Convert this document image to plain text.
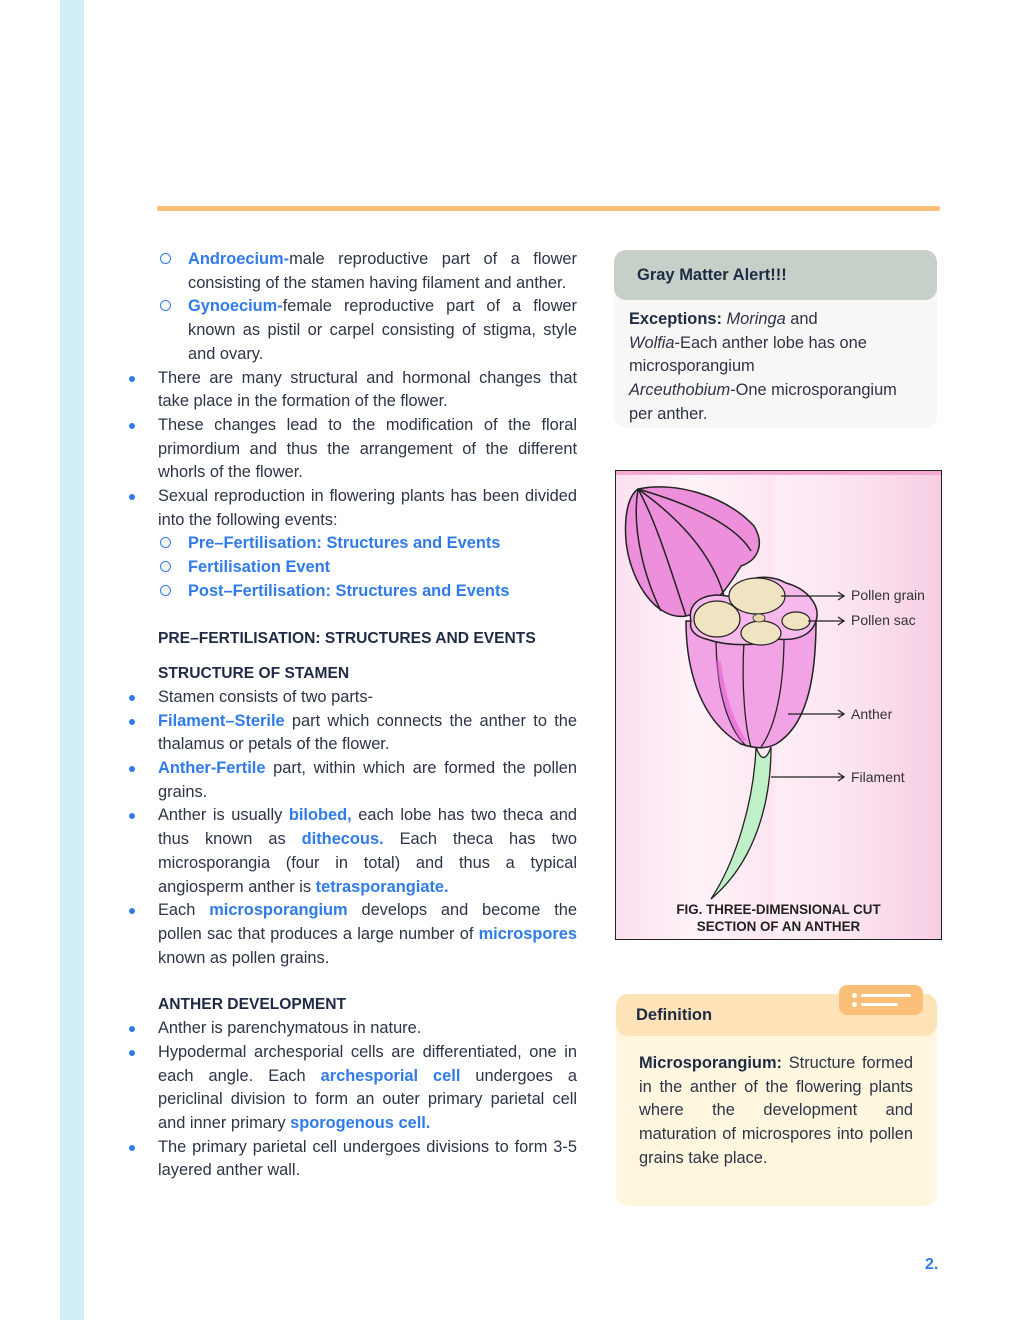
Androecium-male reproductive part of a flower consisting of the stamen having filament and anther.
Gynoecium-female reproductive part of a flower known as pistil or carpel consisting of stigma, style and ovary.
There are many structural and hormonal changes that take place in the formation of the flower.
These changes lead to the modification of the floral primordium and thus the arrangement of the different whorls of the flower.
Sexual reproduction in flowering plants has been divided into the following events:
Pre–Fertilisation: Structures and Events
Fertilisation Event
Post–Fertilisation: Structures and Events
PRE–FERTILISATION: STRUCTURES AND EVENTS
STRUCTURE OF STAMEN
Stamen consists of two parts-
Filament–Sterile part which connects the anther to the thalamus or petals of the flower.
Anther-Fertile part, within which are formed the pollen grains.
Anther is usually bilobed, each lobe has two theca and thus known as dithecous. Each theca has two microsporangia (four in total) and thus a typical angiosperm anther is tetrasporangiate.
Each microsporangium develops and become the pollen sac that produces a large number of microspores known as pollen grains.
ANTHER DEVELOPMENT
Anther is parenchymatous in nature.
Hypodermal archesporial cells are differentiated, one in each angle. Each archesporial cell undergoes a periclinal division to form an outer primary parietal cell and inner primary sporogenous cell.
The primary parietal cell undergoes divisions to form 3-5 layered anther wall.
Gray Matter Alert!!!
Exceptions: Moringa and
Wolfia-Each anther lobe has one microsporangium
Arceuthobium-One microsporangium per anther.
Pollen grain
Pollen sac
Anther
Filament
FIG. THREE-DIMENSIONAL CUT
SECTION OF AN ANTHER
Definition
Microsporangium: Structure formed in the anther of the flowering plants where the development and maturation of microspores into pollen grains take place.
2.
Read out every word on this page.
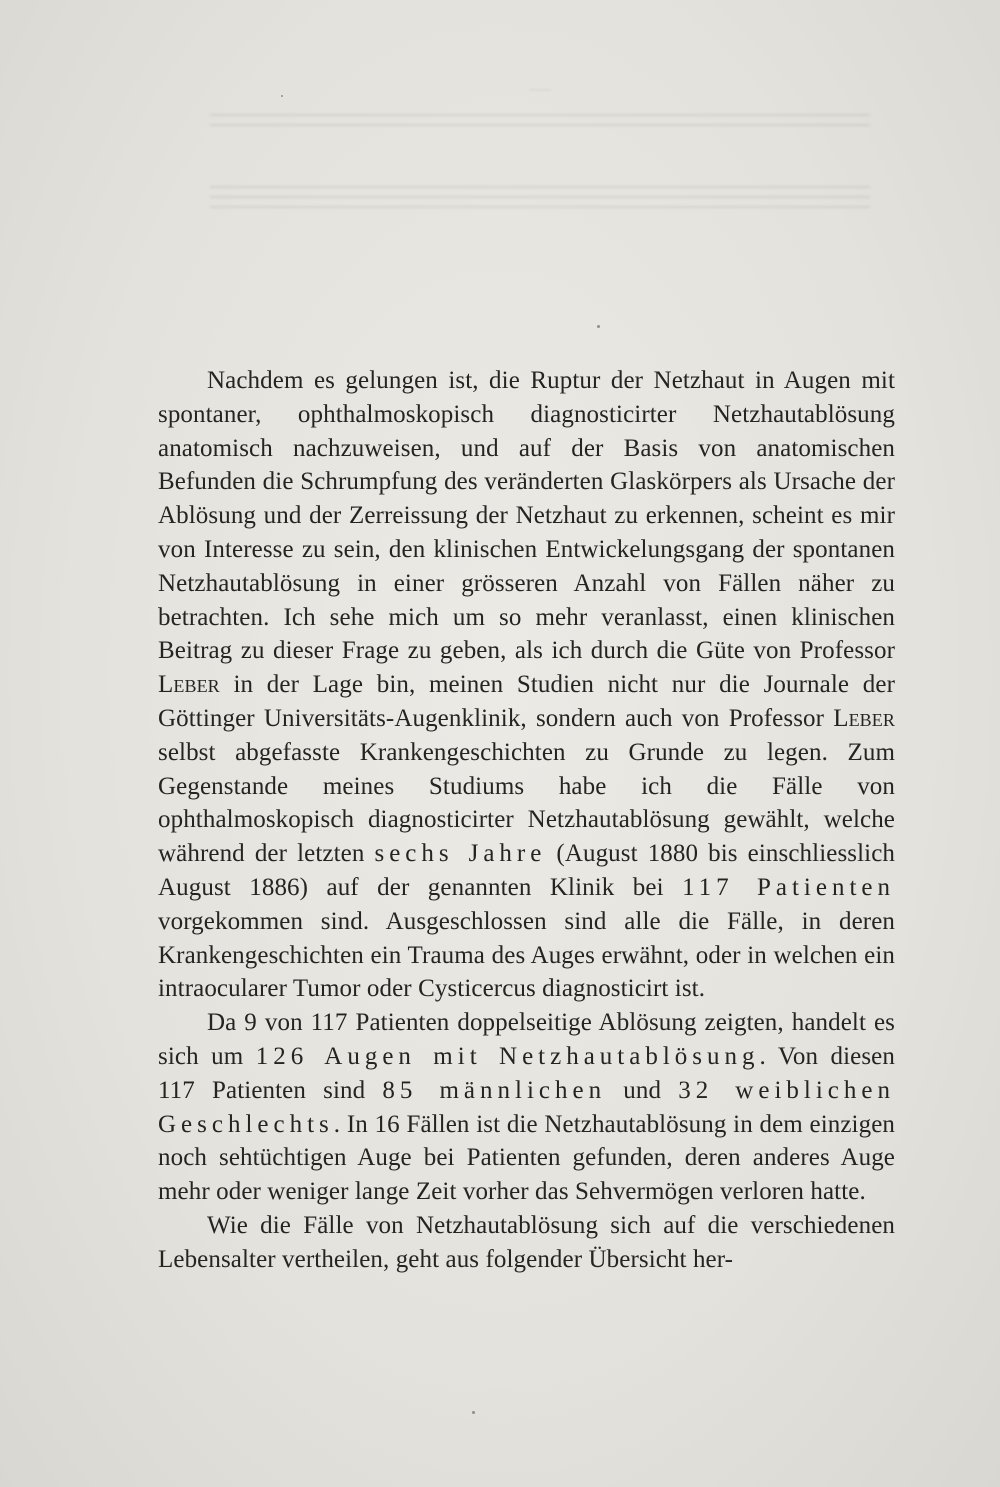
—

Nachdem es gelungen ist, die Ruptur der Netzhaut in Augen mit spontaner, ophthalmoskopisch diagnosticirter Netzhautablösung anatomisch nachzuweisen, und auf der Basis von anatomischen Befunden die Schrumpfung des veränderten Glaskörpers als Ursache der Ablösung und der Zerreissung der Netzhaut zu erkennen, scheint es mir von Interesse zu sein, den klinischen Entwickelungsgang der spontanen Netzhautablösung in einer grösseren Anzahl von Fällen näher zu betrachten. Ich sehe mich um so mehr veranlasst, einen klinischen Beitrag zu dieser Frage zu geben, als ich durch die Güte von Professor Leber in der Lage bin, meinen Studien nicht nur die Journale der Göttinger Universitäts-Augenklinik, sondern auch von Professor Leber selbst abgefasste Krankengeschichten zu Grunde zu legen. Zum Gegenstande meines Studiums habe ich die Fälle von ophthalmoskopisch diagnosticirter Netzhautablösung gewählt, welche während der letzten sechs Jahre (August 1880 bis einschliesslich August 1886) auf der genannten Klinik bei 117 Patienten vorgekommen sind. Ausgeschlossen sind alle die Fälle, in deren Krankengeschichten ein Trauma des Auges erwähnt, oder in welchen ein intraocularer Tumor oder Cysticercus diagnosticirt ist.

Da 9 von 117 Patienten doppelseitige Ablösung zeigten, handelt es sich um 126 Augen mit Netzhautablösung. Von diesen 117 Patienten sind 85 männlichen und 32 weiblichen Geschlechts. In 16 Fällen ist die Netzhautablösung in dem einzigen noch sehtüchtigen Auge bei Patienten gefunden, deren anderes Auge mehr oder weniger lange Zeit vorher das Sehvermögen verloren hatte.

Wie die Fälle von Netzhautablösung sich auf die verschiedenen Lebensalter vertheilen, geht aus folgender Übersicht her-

####################

THE TASK:
All entries should be reproduced exactly; no picture belongs in the result.

YOUR SOLUTION:
Convert this document image to plain text.
Androecium-male reproductive part of a flower consisting of the stamen having filament and anther.
Gynoecium-female reproductive part of a flower known as pistil or carpel consisting of stigma, style and ovary.
There are many structural and hormonal changes that take place in the formation of the flower.
These changes lead to the modification of the floral primordium and thus the arrangement of the different whorls of the flower.
Sexual reproduction in flowering plants has been divided into the following events:
Pre–Fertilisation: Structures and Events
Fertilisation Event
Post–Fertilisation: Structures and Events
PRE–FERTILISATION: STRUCTURES AND EVENTS
STRUCTURE OF STAMEN
Stamen consists of two parts-
Filament–Sterile part which connects the anther to the thalamus or petals of the flower.
Anther-Fertile part, within which are formed the pollen grains.
Anther is usually bilobed, each lobe has two theca and thus known as dithecous. Each theca has two microsporangia (four in total) and thus a typical angiosperm anther is tetrasporangiate.
Each microsporangium develops and become the pollen sac that produces a large number of microspores known as pollen grains.
ANTHER DEVELOPMENT
Anther is parenchymatous in nature.
Hypodermal archesporial cells are differentiated, one in each angle. Each archesporial cell undergoes a periclinal division to form an outer primary parietal cell and inner primary sporogenous cell.
The primary parietal cell undergoes divisions to form 3-5 layered anther wall.
Gray Matter Alert!!!
Exceptions: Moringa and
Wolfia-Each anther lobe has one microsporangium
Arceuthobium-One microsporangium per anther.
Pollen grain
Pollen sac
Anther
Filament
FIG. THREE-DIMENSIONAL CUT
SECTION OF AN ANTHER
Definition
Microsporangium: Structure formed in the anther of the flowering plants where the development and maturation of microspores into pollen grains take place.
2.
Read out every word on this page.
—

Nachdem es gelungen ist, die Ruptur der Netzhaut in Augen mit spontaner, ophthalmoskopisch diagnosticirter Netzhautablösung anatomisch nachzuweisen, und auf der Basis von anatomischen Befunden die Schrumpfung des veränderten Glaskörpers als Ursache der Ablösung und der Zerreissung der Netzhaut zu erkennen, scheint es mir von Interesse zu sein, den klinischen Entwickelungsgang der spontanen Netzhautablösung in einer grösseren Anzahl von Fällen näher zu betrachten. Ich sehe mich um so mehr veranlasst, einen klinischen Beitrag zu dieser Frage zu geben, als ich durch die Güte von Professor Leber in der Lage bin, meinen Studien nicht nur die Journale der Göttinger Universitäts-Augenklinik, sondern auch von Professor Leber selbst abgefasste Krankengeschichten zu Grunde zu legen. Zum Gegenstande meines Studiums habe ich die Fälle von ophthalmoskopisch diagnosticirter Netzhautablösung gewählt, welche während der letzten sechs Jahre (August 1880 bis einschliesslich August 1886) auf der genannten Klinik bei 117 Patienten vorgekommen sind. Ausgeschlossen sind alle die Fälle, in deren Krankengeschichten ein Trauma des Auges erwähnt, oder in welchen ein intraocularer Tumor oder Cysticercus diagnosticirt ist.

Da 9 von 117 Patienten doppelseitige Ablösung zeigten, handelt es sich um 126 Augen mit Netzhautablösung. Von diesen 117 Patienten sind 85 männlichen und 32 weiblichen Geschlechts. In 16 Fällen ist die Netzhautablösung in dem einzigen noch sehtüchtigen Auge bei Patienten gefunden, deren anderes Auge mehr oder weniger lange Zeit vorher das Sehvermögen verloren hatte.

Wie die Fälle von Netzhautablösung sich auf die verschiedenen Lebensalter vertheilen, geht aus folgender Übersicht her-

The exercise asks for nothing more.